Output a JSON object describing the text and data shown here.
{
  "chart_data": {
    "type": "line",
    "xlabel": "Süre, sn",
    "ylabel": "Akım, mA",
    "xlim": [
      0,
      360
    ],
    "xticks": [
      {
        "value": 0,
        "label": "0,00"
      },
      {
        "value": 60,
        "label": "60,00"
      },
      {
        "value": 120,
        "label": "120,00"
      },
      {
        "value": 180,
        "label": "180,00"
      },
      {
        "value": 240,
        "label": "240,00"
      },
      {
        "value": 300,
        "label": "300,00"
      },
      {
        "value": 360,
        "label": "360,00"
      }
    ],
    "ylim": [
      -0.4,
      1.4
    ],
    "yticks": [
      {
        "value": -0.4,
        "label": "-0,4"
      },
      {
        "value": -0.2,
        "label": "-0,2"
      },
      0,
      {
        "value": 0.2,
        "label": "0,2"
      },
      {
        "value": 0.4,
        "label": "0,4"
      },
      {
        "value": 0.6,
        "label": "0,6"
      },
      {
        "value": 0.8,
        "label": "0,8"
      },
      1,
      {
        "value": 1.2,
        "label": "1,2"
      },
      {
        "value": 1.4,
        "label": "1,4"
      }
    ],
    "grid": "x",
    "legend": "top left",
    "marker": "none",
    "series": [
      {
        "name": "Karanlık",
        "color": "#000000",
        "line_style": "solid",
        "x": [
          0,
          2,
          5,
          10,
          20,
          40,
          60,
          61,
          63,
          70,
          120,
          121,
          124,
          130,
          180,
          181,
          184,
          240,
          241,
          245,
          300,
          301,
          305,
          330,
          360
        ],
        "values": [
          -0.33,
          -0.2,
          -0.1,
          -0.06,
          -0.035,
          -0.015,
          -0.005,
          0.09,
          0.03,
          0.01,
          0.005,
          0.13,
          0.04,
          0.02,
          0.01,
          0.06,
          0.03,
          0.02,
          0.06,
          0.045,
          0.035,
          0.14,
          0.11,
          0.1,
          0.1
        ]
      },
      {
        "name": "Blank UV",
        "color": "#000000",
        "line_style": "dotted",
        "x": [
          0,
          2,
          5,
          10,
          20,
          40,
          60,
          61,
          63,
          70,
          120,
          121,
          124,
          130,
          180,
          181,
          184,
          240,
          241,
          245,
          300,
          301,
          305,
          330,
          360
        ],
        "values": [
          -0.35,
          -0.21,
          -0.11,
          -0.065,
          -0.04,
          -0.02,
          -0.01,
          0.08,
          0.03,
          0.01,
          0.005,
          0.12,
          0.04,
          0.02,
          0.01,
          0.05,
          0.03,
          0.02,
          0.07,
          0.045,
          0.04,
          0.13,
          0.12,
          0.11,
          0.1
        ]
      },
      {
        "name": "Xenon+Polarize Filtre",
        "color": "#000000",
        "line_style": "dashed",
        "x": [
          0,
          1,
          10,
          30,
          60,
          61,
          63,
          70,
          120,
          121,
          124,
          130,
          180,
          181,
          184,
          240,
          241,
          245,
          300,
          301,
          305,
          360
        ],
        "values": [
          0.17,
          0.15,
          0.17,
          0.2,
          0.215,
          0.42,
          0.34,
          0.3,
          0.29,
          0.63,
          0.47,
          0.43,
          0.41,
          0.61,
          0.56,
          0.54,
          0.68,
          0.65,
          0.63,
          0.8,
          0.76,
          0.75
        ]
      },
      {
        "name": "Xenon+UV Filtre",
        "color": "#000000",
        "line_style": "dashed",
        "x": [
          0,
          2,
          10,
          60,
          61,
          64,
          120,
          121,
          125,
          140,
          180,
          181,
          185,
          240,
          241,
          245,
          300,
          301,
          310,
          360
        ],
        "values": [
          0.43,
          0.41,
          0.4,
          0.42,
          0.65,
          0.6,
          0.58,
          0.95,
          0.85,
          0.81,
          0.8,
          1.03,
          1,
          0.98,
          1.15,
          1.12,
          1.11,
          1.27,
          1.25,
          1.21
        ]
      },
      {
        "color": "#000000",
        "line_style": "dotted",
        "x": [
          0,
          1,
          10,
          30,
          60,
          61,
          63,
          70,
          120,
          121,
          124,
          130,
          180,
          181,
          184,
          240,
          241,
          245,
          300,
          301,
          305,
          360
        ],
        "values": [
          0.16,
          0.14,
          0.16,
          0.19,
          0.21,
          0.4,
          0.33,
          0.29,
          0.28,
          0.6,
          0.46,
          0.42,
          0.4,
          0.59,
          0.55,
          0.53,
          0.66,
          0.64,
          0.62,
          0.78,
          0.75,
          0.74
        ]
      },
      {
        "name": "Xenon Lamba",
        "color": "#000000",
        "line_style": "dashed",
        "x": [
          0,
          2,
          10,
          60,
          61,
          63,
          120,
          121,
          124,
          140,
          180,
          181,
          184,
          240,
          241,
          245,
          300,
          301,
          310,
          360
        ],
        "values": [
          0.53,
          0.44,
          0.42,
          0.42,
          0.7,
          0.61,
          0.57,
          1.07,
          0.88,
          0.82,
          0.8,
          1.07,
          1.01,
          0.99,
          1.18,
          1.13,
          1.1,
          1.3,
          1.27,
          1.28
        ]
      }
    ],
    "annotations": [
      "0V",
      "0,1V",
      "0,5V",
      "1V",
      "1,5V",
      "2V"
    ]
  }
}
# # # # # # #
What is expected: Write out all of the records above exactly as they appear.

Output of the task:
Output a JSON object describing the text and data shown here.
{
  "chart_data": {
    "type": "line",
    "xlabel": "Süre, sn",
    "ylabel": "Akım, mA",
    "xlim": [
      0,
      360
    ],
    "xticks": [
      {
        "value": 0,
        "label": "0,00"
      },
      {
        "value": 60,
        "label": "60,00"
      },
      {
        "value": 120,
        "label": "120,00"
      },
      {
        "value": 180,
        "label": "180,00"
      },
      {
        "value": 240,
        "label": "240,00"
      },
      {
        "value": 300,
        "label": "300,00"
      },
      {
        "value": 360,
        "label": "360,00"
      }
    ],
    "ylim": [
      -0.4,
      1.4
    ],
    "yticks": [
      {
        "value": -0.4,
        "label": "-0,4"
      },
      {
        "value": -0.2,
        "label": "-0,2"
      },
      0,
      {
        "value": 0.2,
        "label": "0,2"
      },
      {
        "value": 0.4,
        "label": "0,4"
      },
      {
        "value": 0.6,
        "label": "0,6"
      },
      {
        "value": 0.8,
        "label": "0,8"
      },
      1,
      {
        "value": 1.2,
        "label": "1,2"
      },
      {
        "value": 1.4,
        "label": "1,4"
      }
    ],
    "grid": "x",
    "legend": "top left",
    "marker": "none",
    "series": [
      {
        "name": "Karanlık",
        "color": "#000000",
        "line_style": "solid",
        "x": [
          0,
          2,
          5,
          10,
          20,
          40,
          60,
          61,
          63,
          70,
          120,
          121,
          124,
          130,
          180,
          181,
          184,
          240,
          241,
          245,
          300,
          301,
          305,
          330,
          360
        ],
        "values": [
          -0.33,
          -0.2,
          -0.1,
          -0.06,
          -0.035,
          -0.015,
          -0.005,
          0.09,
          0.03,
          0.01,
          0.005,
          0.13,
          0.04,
          0.02,
          0.01,
          0.06,
          0.03,
          0.02,
          0.06,
          0.045,
          0.035,
          0.14,
          0.11,
          0.1,
          0.1
        ]
      },
      {
        "name": "Blank UV",
        "color": "#000000",
        "line_style": "dotted",
        "x": [
          0,
          2,
          5,
          10,
          20,
          40,
          60,
          61,
          63,
          70,
          120,
          121,
          124,
          130,
          180,
          181,
          184,
          240,
          241,
          245,
          300,
          301,
          305,
          330,
          360
        ],
        "values": [
          -0.35,
          -0.21,
          -0.11,
          -0.065,
          -0.04,
          -0.02,
          -0.01,
          0.08,
          0.03,
          0.01,
          0.005,
          0.12,
          0.04,
          0.02,
          0.01,
          0.05,
          0.03,
          0.02,
          0.07,
          0.045,
          0.04,
          0.13,
          0.12,
          0.11,
          0.1
        ]
      },
      {
        "name": "Xenon+Polarize Filtre",
        "color": "#000000",
        "line_style": "dashed",
        "x": [
          0,
          1,
          10,
          30,
          60,
          61,
          63,
          70,
          120,
          121,
          124,
          130,
          180,
          181,
          184,
          240,
          241,
          245,
          300,
          301,
          305,
          360
        ],
        "values": [
          0.17,
          0.15,
          0.17,
          0.2,
          0.215,
          0.42,
          0.34,
          0.3,
          0.29,
          0.63,
          0.47,
          0.43,
          0.41,
          0.61,
          0.56,
          0.54,
          0.68,
          0.65,
          0.63,
          0.8,
          0.76,
          0.75
        ]
      },
      {
        "name": "Xenon+UV Filtre",
        "color": "#000000",
        "line_style": "dashed",
        "x": [
          0,
          2,
          10,
          60,
          61,
          64,
          120,
          121,
          125,
          140,
          180,
          181,
          185,
          240,
          241,
          245,
          300,
          301,
          310,
          360
        ],
        "values": [
          0.43,
          0.41,
          0.4,
          0.42,
          0.65,
          0.6,
          0.58,
          0.95,
          0.85,
          0.81,
          0.8,
          1.03,
          1,
          0.98,
          1.15,
          1.12,
          1.11,
          1.27,
          1.25,
          1.21
        ]
      },
      {
        "color": "#000000",
        "line_style": "dotted",
        "x": [
          0,
          1,
          10,
          30,
          60,
          61,
          63,
          70,
          120,
          121,
          124,
          130,
          180,
          181,
          184,
          240,
          241,
          245,
          300,
          301,
          305,
          360
        ],
        "values": [
          0.16,
          0.14,
          0.16,
          0.19,
          0.21,
          0.4,
          0.33,
          0.29,
          0.28,
          0.6,
          0.46,
          0.42,
          0.4,
          0.59,
          0.55,
          0.53,
          0.66,
          0.64,
          0.62,
          0.78,
          0.75,
          0.74
        ]
      },
      {
        "name": "Xenon Lamba",
        "color": "#000000",
        "line_style": "dashed",
        "x": [
          0,
          2,
          10,
          60,
          61,
          63,
          120,
          121,
          124,
          140,
          180,
          181,
          184,
          240,
          241,
          245,
          300,
          301,
          310,
          360
        ],
        "values": [
          0.53,
          0.44,
          0.42,
          0.42,
          0.7,
          0.61,
          0.57,
          1.07,
          0.88,
          0.82,
          0.8,
          1.07,
          1.01,
          0.99,
          1.18,
          1.13,
          1.1,
          1.3,
          1.27,
          1.28
        ]
      }
    ],
    "annotations": [
      "0V",
      "0,1V",
      "0,5V",
      "1V",
      "1,5V",
      "2V"
    ]
  }
}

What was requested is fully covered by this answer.